(Data records)

==========

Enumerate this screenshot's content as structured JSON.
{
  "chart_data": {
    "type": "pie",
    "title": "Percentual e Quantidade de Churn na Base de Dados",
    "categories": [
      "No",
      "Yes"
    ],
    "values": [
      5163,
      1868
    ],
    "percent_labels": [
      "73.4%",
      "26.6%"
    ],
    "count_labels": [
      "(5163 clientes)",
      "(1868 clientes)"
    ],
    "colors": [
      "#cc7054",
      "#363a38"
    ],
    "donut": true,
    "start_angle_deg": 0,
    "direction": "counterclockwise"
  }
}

==========

Please copy out each record, character for character.

Task output:
Enumerate this screenshot's content as structured JSON.
{
  "chart_data": {
    "type": "pie",
    "title": "Percentual e Quantidade de Churn na Base de Dados",
    "categories": [
      "No",
      "Yes"
    ],
    "values": [
      5163,
      1868
    ],
    "percent_labels": [
      "73.4%",
      "26.6%"
    ],
    "count_labels": [
      "(5163 clientes)",
      "(1868 clientes)"
    ],
    "colors": [
      "#cc7054",
      "#363a38"
    ],
    "donut": true,
    "start_angle_deg": 0,
    "direction": "counterclockwise"
  }
}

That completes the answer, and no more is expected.